>> Start
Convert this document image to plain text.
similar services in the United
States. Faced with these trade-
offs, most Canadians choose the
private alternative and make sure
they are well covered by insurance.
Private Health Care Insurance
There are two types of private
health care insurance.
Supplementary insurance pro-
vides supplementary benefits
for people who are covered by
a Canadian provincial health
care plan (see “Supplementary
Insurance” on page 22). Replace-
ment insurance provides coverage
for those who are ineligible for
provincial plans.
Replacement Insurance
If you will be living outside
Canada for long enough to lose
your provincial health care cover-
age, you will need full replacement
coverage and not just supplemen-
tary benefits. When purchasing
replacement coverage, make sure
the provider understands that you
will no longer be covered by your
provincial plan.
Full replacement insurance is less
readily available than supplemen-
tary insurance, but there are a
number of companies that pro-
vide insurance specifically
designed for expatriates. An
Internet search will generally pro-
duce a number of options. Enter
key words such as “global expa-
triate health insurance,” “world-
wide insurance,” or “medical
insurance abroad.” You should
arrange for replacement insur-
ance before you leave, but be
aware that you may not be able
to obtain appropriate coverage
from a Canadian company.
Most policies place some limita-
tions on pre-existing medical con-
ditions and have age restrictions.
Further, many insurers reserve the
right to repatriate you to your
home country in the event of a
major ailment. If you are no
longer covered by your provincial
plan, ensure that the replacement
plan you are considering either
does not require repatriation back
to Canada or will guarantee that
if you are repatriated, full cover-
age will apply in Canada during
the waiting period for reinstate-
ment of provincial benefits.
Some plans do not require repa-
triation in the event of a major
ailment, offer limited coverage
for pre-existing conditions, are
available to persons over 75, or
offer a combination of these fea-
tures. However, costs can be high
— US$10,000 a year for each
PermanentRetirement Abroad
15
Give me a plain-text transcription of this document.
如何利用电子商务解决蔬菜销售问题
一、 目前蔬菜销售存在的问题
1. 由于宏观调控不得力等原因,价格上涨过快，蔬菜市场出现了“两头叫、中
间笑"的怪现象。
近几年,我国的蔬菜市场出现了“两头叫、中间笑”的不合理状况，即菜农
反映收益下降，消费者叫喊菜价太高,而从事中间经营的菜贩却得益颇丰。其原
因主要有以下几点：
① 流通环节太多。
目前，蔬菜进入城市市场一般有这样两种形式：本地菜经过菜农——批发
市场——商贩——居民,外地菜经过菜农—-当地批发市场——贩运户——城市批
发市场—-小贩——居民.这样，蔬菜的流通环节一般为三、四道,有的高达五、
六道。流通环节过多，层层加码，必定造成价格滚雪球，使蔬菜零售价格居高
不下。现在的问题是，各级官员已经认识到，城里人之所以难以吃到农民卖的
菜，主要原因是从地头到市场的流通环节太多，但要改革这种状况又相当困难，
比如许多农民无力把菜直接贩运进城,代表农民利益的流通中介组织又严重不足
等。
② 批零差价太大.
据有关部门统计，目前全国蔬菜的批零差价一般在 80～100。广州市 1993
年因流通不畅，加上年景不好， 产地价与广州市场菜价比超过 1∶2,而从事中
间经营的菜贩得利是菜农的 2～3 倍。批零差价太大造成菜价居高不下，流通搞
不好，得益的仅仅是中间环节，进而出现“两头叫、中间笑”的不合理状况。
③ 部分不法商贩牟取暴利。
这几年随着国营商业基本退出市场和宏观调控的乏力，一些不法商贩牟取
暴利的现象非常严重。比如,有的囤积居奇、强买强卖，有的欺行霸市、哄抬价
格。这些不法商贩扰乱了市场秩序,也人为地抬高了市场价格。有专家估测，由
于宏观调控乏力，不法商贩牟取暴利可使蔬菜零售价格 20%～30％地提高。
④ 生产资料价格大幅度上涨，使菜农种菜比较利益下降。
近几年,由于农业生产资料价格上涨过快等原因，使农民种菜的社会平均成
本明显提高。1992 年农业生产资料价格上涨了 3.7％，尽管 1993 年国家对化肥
>> End
== Task description ==
Restate each of the entries above verbatim.

== Answer to this task ==
Convert this document image to plain text.
similar services in the United
States. Faced with these trade-
offs, most Canadians choose the
private alternative and make sure
they are well covered by insurance.
Private Health Care Insurance
There are two types of private
health care insurance.
Supplementary insurance pro-
vides supplementary benefits
for people who are covered by
a Canadian provincial health
care plan (see “Supplementary
Insurance” on page 22). Replace-
ment insurance provides coverage
for those who are ineligible for
provincial plans.
Replacement Insurance
If you will be living outside
Canada for long enough to lose
your provincial health care cover-
age, you will need full replacement
coverage and not just supplemen-
tary benefits. When purchasing
replacement coverage, make sure
the provider understands that you
will no longer be covered by your
provincial plan.
Full replacement insurance is less
readily available than supplemen-
tary insurance, but there are a
number of companies that pro-
vide insurance specifically
designed for expatriates. An
Internet search will generally pro-
duce a number of options. Enter
key words such as “global expa-
triate health insurance,” “world-
wide insurance,” or “medical
insurance abroad.” You should
arrange for replacement insur-
ance before you leave, but be
aware that you may not be able
to obtain appropriate coverage
from a Canadian company.
Most policies place some limita-
tions on pre-existing medical con-
ditions and have age restrictions.
Further, many insurers reserve the
right to repatriate you to your
home country in the event of a
major ailment. If you are no
longer covered by your provincial
plan, ensure that the replacement
plan you are considering either
does not require repatriation back
to Canada or will guarantee that
if you are repatriated, full cover-
age will apply in Canada during
the waiting period for reinstate-
ment of provincial benefits.
Some plans do not require repa-
triation in the event of a major
ailment, offer limited coverage
for pre-existing conditions, are
available to persons over 75, or
offer a combination of these fea-
tures. However, costs can be high
— US$10,000 a year for each
PermanentRetirement Abroad
15
Give me a plain-text transcription of this document.
如何利用电子商务解决蔬菜销售问题
一、 目前蔬菜销售存在的问题
1. 由于宏观调控不得力等原因,价格上涨过快，蔬菜市场出现了“两头叫、中
间笑"的怪现象。
近几年,我国的蔬菜市场出现了“两头叫、中间笑”的不合理状况，即菜农
反映收益下降，消费者叫喊菜价太高,而从事中间经营的菜贩却得益颇丰。其原
因主要有以下几点：
① 流通环节太多。
目前，蔬菜进入城市市场一般有这样两种形式：本地菜经过菜农——批发
市场——商贩——居民,外地菜经过菜农—-当地批发市场——贩运户——城市批
发市场—-小贩——居民.这样，蔬菜的流通环节一般为三、四道,有的高达五、
六道。流通环节过多，层层加码，必定造成价格滚雪球，使蔬菜零售价格居高
不下。现在的问题是，各级官员已经认识到，城里人之所以难以吃到农民卖的
菜，主要原因是从地头到市场的流通环节太多，但要改革这种状况又相当困难，
比如许多农民无力把菜直接贩运进城,代表农民利益的流通中介组织又严重不足
等。
② 批零差价太大.
据有关部门统计，目前全国蔬菜的批零差价一般在 80～100。广州市 1993
年因流通不畅，加上年景不好， 产地价与广州市场菜价比超过 1∶2,而从事中
间经营的菜贩得利是菜农的 2～3 倍。批零差价太大造成菜价居高不下，流通搞
不好，得益的仅仅是中间环节，进而出现“两头叫、中间笑”的不合理状况。
③ 部分不法商贩牟取暴利。
这几年随着国营商业基本退出市场和宏观调控的乏力，一些不法商贩牟取
暴利的现象非常严重。比如,有的囤积居奇、强买强卖，有的欺行霸市、哄抬价
格。这些不法商贩扰乱了市场秩序,也人为地抬高了市场价格。有专家估测，由
于宏观调控乏力，不法商贩牟取暴利可使蔬菜零售价格 20%～30％地提高。
④ 生产资料价格大幅度上涨，使菜农种菜比较利益下降。
近几年,由于农业生产资料价格上涨过快等原因，使农民种菜的社会平均成
本明显提高。1992 年农业生产资料价格上涨了 3.7％，尽管 1993 年国家对化肥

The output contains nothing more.